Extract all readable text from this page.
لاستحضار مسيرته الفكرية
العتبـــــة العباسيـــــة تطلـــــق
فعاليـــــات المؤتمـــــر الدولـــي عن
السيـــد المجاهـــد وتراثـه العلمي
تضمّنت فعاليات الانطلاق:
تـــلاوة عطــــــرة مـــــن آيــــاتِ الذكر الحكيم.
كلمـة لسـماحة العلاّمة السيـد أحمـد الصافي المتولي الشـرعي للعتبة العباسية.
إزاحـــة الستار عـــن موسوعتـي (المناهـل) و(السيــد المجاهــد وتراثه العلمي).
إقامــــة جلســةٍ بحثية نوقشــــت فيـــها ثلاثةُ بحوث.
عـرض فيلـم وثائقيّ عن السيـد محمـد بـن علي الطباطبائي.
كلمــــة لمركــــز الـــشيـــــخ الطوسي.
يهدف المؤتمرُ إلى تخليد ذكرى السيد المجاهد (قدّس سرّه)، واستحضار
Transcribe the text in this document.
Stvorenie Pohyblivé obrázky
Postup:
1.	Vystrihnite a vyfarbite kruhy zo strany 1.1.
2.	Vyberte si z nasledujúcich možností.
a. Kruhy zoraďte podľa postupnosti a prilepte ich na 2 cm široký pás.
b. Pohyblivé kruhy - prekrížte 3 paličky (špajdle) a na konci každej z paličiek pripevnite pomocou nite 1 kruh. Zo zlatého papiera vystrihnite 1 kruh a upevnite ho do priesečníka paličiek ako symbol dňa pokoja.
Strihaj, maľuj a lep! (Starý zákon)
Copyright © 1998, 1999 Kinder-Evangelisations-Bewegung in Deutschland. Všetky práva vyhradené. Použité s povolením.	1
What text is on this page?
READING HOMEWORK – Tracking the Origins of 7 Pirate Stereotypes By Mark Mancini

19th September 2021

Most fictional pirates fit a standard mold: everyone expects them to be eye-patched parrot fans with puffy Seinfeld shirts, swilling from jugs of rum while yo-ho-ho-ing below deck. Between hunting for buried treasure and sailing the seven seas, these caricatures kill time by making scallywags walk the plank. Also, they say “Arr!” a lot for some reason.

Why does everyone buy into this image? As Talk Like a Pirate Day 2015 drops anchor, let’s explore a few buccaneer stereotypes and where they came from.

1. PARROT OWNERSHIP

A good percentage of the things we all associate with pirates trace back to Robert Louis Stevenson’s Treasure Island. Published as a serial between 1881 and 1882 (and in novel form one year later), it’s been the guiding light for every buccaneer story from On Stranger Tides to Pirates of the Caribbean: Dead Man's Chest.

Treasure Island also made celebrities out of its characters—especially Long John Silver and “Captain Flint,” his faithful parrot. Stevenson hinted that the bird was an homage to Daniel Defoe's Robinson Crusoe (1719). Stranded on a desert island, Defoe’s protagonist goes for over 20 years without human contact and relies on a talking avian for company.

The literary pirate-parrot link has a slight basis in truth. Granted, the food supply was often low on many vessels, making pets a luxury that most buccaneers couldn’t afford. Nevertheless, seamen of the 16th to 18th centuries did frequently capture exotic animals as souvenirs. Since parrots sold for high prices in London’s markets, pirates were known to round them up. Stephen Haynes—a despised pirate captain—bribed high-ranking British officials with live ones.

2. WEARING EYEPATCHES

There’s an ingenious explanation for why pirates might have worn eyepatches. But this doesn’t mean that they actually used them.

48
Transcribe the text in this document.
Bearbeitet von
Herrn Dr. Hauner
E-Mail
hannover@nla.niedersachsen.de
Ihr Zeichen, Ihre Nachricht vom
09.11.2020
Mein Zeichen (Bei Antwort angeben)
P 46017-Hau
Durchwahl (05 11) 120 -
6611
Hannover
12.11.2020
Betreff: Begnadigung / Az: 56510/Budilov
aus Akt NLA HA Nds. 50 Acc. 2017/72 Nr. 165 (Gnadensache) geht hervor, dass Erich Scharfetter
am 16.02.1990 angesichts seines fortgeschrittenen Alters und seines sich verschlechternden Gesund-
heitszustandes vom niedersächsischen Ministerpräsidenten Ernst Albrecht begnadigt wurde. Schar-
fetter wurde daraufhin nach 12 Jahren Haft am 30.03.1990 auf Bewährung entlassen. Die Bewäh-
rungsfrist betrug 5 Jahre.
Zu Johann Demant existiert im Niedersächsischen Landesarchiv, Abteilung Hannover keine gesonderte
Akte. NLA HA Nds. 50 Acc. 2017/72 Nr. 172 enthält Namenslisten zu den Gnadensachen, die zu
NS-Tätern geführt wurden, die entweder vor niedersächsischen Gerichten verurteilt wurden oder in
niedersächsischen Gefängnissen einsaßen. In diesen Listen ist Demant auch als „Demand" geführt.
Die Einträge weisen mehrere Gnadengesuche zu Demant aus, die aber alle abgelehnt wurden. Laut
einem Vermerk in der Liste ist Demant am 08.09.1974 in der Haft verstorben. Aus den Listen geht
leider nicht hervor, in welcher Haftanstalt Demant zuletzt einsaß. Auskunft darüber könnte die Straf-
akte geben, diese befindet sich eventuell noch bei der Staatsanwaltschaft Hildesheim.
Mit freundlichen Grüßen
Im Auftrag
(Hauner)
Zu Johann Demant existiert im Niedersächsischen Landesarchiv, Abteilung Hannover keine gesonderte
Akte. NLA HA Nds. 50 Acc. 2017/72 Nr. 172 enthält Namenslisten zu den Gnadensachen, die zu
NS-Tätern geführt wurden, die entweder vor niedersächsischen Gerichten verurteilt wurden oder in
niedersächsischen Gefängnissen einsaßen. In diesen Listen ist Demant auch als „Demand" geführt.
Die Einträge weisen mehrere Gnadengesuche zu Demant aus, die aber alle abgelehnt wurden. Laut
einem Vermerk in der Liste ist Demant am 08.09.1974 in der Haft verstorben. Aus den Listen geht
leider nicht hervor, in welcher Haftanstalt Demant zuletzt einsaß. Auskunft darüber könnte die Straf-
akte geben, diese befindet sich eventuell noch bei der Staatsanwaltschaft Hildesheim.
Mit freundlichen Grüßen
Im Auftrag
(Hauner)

WHAT THIS TASK INVOLVES
Find the word "العلمي" in the entries, and copy every line it shows up in.

WRITTEN RESPONSE
السيـــد المجاهـــد وتراثـه العلمي
إزاحـــة الستار عـــن موسوعتـي (المناهـل) و(السيــد المجاهــد وتراثه العلمي).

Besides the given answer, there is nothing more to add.